▶ _What the exercise asks_:
Pick out each line below containing "оборудования".

Collected data entries
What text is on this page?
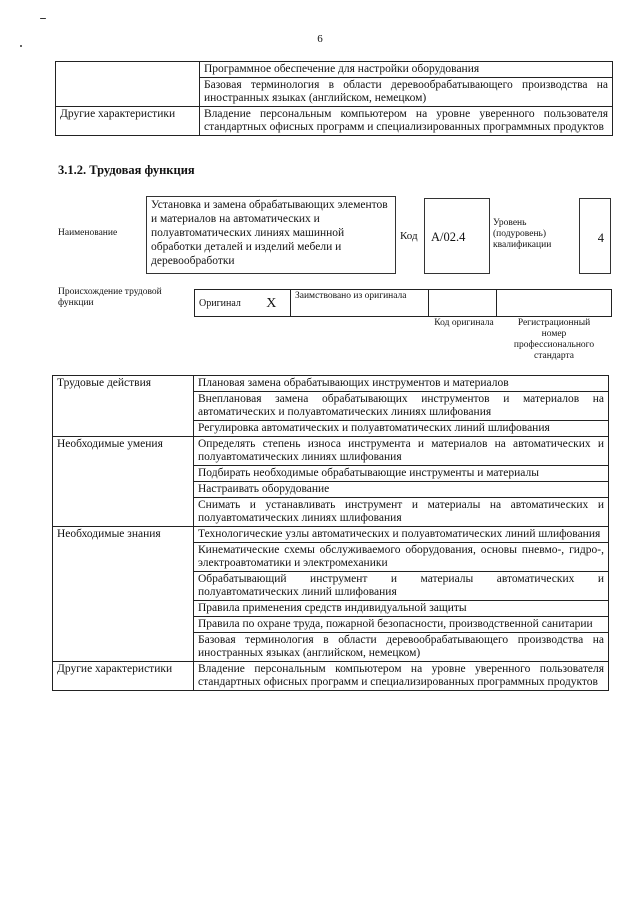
6
	Программное обеспечение для настройки оборудования
	Базовая терминология в области деревообрабатывающего производства на иностранных языках (английском, немецком)
Другие характеристики	Владение персональным компьютером на уровне уверенного пользователя стандартных офисных программ и специализированных программных продуктов
3.1.2. Трудовая функция
Наименование
Установка и замена обрабатывающих элементов и материалов на автоматических и полуавтоматических линиях машинной обработки деталей и изделий мебели и деревообработки
Код A/02.4
Уровень (подуровень) квалификации	4
Происхождение трудовой функции	Оригинал	X	Заимствовано из оригинала		
Код оригинала	Регистрационный номер профессионального стандарта
Трудовые действия	Плановая замена обрабатывающих инструментов и материалов
	Внеплановая замена обрабатывающих инструментов и материалов на автоматических и полуавтоматических линиях шлифования
	Регулировка автоматических и полуавтоматических линий шлифования
Необходимые умения	Определять степень износа инструмента и материалов на автоматических и полуавтоматических линиях шлифования
	Подбирать необходимые обрабатывающие инструменты и материалы
	Настраивать оборудование
	Снимать и устанавливать инструмент и материалы на автоматических и полуавтоматических линиях шлифования
Необходимые знания	Технологические узлы автоматических и полуавтоматических линий шлифования
	Кинематические схемы обслуживаемого оборудования, основы пневмо-, гидро-, электроавтоматики и электромеханики
	Обрабатывающий инструмент и материалы автоматических и полуавтоматических линий шлифования
	Правила применения средств индивидуальной защиты
	Правила по охране труда, пожарной безопасности, производственной санитарии
	Базовая терминология в области деревообрабатывающего производства на иностранных языках (английском, немецком)
Другие характеристики	Владение персональным компьютером на уровне уверенного пользователя стандартных офисных программ и специализированных программных продуктов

▶ _Task response_:
	Программное обеспечение для настройки оборудования
	Кинематические схемы обслуживаемого оборудования, основы пневмо-, гидро-, электроавтоматики и электромеханики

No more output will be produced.